━━━ Entries shown ━━━

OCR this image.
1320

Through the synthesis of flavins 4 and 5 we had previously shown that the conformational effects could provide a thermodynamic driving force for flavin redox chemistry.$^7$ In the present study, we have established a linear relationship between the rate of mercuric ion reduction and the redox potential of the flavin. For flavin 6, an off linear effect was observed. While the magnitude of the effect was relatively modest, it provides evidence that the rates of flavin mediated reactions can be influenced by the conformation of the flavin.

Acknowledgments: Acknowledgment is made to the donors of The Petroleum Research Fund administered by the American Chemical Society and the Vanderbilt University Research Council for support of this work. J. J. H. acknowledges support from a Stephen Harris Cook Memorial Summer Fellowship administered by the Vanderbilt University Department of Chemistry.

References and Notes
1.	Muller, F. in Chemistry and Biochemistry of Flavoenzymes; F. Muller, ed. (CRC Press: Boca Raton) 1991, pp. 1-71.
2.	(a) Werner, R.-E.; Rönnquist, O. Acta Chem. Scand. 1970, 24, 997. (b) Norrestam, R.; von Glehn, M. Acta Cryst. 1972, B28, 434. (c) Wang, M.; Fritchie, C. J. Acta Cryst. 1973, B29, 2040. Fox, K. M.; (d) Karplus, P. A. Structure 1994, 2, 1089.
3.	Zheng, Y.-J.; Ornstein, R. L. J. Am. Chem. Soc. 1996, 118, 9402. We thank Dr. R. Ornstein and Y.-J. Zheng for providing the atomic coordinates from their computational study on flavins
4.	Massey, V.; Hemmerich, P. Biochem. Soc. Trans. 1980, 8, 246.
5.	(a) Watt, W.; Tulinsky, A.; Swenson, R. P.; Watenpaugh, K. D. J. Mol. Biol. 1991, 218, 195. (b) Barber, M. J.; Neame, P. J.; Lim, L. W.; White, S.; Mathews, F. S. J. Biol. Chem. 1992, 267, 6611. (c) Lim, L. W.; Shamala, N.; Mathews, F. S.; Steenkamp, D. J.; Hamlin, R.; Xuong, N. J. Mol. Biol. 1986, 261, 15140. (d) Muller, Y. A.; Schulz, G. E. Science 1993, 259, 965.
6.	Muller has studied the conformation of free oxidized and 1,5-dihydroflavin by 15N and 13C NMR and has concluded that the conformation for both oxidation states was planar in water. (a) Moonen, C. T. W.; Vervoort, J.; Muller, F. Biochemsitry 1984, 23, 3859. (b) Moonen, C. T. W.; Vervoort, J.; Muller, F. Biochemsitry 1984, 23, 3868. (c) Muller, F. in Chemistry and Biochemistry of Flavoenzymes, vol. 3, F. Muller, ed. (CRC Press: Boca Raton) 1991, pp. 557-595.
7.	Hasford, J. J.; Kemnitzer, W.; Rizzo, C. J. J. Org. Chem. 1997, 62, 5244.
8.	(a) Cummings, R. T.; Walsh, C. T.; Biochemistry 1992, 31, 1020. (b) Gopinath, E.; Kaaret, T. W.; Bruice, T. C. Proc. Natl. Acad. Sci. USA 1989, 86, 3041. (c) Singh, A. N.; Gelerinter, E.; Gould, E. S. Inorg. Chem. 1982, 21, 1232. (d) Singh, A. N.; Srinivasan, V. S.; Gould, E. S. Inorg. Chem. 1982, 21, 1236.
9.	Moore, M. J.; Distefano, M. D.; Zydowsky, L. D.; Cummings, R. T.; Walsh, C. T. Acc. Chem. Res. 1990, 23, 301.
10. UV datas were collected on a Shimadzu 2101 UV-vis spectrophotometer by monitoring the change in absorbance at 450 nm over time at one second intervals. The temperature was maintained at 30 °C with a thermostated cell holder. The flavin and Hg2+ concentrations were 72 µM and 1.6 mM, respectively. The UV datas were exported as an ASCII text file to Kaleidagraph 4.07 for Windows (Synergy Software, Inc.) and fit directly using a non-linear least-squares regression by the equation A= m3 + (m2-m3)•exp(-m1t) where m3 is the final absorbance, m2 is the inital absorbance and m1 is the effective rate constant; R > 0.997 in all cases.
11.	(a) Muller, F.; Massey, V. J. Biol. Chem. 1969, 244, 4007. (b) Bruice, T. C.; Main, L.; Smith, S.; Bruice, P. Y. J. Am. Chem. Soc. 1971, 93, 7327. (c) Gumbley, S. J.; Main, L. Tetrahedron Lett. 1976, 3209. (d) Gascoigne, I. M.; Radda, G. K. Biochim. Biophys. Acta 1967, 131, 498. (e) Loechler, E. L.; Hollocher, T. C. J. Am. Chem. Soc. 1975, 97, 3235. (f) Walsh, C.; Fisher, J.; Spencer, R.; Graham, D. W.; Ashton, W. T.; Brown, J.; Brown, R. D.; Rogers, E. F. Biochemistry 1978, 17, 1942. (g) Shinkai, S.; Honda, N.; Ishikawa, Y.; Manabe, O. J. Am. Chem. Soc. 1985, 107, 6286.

━━━
━━━ Entries shown ━━━

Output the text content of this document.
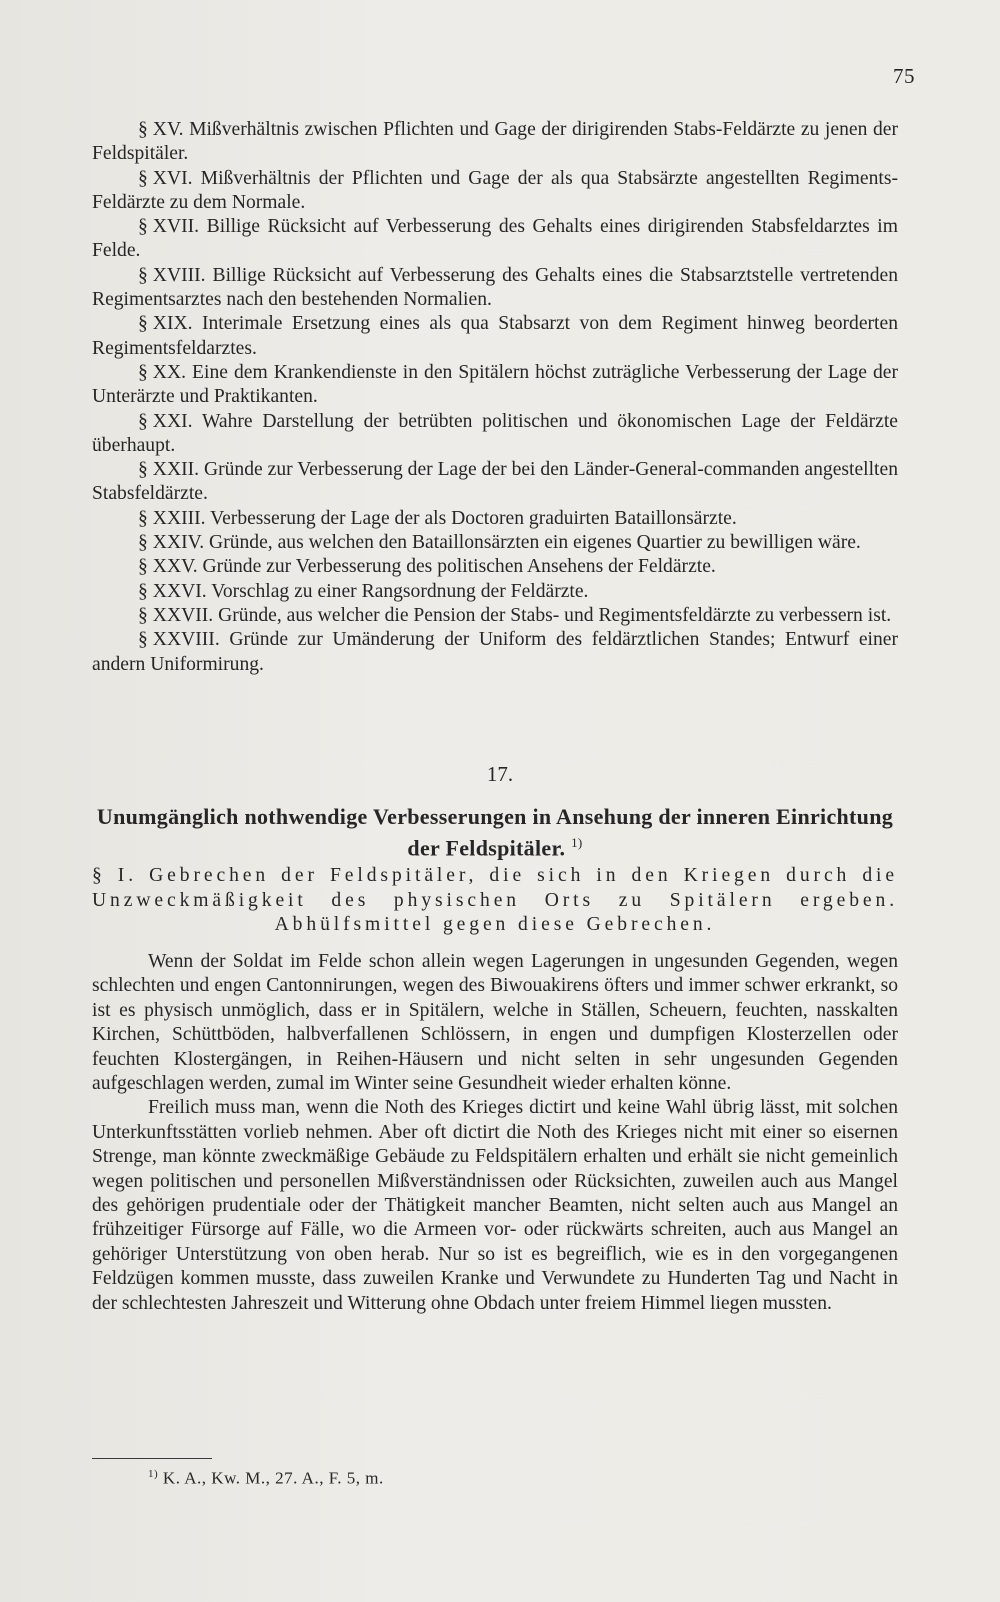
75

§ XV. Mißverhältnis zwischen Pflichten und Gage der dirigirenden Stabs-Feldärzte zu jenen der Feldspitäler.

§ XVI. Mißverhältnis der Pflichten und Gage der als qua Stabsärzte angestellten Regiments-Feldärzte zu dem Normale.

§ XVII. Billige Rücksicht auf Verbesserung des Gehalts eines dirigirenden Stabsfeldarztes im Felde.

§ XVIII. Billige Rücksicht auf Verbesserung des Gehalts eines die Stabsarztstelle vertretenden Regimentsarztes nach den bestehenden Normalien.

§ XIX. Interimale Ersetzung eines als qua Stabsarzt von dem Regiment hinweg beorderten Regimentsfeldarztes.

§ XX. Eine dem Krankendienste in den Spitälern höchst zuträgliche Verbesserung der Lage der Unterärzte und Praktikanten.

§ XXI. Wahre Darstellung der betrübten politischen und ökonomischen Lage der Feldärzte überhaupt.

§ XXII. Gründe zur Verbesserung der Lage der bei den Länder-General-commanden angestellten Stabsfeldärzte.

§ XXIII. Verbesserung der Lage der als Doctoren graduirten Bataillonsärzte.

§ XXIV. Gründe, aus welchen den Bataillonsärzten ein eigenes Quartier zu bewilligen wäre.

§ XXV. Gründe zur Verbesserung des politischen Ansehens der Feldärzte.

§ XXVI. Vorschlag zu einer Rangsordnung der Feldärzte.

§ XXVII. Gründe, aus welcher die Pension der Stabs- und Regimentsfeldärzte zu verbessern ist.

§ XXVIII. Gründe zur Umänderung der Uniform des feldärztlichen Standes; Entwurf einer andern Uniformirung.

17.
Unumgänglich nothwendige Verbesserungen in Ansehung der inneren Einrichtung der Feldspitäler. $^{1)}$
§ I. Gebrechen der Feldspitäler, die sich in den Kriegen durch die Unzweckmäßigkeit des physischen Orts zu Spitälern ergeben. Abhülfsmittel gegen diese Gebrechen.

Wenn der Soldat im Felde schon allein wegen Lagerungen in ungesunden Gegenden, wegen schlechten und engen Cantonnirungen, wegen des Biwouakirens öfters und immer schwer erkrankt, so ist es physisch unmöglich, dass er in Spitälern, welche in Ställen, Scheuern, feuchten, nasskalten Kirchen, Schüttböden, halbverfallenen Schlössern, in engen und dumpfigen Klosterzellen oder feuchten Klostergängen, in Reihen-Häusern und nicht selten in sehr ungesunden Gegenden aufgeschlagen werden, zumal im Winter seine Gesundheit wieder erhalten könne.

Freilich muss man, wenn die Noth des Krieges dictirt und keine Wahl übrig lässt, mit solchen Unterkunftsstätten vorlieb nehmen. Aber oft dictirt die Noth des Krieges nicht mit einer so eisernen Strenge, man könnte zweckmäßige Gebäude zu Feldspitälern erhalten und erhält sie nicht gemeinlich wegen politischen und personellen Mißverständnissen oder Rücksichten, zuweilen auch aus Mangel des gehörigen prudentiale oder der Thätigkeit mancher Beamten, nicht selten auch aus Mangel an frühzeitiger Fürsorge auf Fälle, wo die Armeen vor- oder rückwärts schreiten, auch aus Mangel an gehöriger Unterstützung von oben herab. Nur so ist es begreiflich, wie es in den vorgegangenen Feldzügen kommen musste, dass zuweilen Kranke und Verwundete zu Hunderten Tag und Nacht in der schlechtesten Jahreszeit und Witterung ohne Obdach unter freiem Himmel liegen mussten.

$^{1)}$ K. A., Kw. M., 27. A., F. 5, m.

━━━
━━━ Entries shown ━━━

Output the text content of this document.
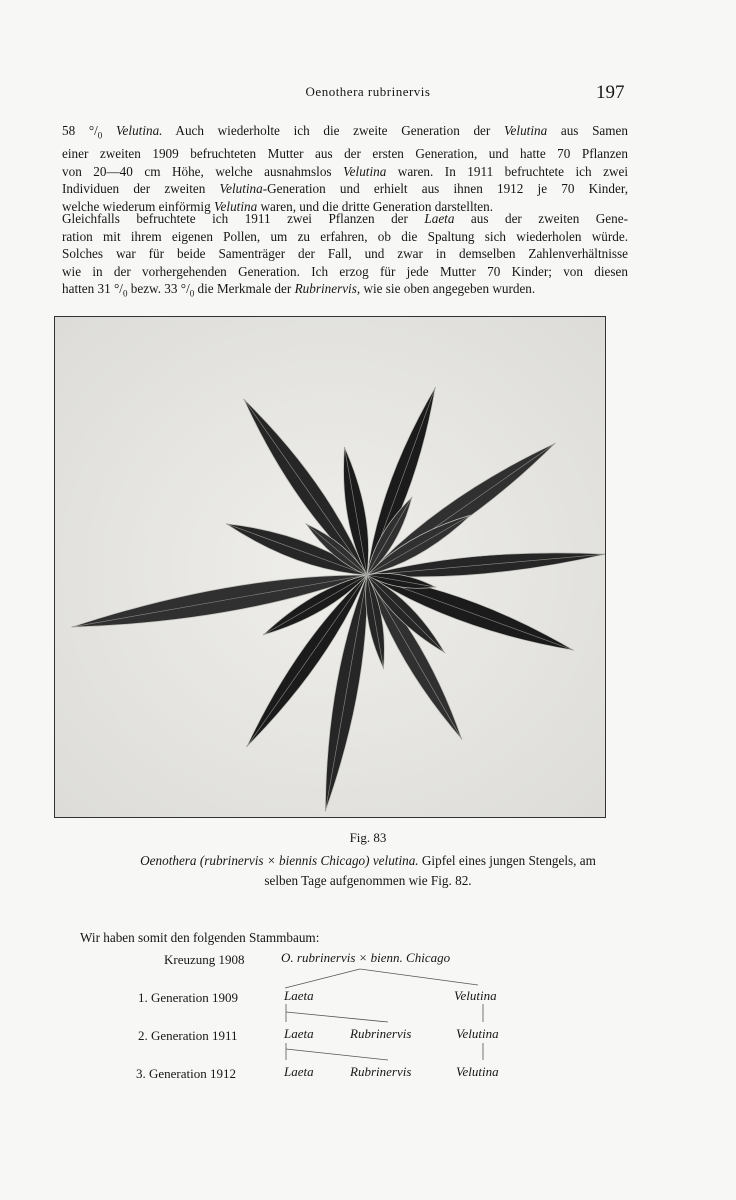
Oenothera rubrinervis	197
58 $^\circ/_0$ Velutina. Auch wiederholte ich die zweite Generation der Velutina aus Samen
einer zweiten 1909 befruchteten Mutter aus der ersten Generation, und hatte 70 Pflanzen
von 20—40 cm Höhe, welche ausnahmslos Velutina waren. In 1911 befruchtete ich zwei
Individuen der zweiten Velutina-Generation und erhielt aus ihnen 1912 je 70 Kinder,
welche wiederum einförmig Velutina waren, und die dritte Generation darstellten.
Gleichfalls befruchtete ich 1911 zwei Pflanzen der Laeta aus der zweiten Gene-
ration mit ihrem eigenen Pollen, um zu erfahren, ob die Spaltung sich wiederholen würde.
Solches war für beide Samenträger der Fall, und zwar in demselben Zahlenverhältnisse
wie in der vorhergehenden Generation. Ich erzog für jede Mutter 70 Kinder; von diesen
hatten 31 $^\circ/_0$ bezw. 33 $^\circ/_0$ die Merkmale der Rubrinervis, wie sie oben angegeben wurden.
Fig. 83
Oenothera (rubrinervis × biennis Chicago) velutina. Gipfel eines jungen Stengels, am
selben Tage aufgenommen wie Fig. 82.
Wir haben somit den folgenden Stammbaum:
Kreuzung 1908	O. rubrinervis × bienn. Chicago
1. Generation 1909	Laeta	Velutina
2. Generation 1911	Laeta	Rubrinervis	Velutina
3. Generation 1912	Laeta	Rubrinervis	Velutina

━━━

- [Work required]: Out of the lines in the listing, count the ones with the word "Kinder", then give only the number.

- [Response]: 2